--- START Input data ---
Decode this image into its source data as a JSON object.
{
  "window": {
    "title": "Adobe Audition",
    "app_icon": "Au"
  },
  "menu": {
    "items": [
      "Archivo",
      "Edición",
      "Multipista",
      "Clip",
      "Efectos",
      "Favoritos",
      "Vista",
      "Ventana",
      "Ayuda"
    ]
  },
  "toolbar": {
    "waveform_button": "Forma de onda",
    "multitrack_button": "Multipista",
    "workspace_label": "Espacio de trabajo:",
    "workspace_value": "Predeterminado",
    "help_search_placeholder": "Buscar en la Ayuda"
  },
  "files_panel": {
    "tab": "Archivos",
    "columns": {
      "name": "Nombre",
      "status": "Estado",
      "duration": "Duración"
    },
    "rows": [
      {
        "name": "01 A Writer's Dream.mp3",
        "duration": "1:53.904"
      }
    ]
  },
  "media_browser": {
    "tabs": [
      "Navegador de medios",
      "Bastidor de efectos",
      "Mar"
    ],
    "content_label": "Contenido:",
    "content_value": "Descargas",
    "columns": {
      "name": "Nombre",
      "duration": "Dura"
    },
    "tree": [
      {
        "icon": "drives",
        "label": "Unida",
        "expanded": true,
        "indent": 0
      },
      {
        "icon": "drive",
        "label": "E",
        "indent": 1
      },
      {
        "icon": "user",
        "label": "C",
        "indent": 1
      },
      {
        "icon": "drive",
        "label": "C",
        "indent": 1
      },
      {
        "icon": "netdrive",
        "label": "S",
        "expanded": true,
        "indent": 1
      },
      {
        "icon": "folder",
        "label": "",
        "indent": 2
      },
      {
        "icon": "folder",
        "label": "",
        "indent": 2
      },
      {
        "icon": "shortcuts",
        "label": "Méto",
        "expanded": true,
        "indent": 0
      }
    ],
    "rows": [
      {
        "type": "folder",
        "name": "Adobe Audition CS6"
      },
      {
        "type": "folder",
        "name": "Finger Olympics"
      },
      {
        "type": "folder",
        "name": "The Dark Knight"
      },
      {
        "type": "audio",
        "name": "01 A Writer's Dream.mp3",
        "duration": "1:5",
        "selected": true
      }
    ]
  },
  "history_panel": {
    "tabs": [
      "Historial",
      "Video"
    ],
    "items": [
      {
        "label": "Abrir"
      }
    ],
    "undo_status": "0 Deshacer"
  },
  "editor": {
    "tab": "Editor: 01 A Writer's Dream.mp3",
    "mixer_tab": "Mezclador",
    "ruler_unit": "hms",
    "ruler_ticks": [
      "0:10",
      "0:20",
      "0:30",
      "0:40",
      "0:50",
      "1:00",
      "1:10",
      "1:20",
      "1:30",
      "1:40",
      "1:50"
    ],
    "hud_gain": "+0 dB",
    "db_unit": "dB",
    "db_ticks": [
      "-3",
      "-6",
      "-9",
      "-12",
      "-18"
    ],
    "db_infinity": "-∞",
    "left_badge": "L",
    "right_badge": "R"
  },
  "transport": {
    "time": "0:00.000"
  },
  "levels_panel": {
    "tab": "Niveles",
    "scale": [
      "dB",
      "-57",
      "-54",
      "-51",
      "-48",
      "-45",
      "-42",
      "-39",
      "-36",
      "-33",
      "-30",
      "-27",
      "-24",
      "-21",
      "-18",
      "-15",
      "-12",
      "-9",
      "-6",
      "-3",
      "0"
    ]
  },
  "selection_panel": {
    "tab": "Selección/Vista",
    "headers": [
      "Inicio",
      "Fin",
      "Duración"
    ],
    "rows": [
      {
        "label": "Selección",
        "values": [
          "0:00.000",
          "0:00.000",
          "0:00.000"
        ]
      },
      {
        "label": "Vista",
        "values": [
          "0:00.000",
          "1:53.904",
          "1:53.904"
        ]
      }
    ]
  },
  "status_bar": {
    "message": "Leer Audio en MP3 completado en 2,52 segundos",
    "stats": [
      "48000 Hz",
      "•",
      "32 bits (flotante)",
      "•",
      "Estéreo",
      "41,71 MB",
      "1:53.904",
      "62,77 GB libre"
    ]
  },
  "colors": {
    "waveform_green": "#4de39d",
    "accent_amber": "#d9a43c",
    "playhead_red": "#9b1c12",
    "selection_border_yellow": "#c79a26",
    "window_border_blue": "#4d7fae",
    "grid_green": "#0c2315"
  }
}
--- END Input data ---
• _Your objective_:
Check every line of the listing for the string "duration" and report how many lines have it, as a number alone.

• _Task result_:
4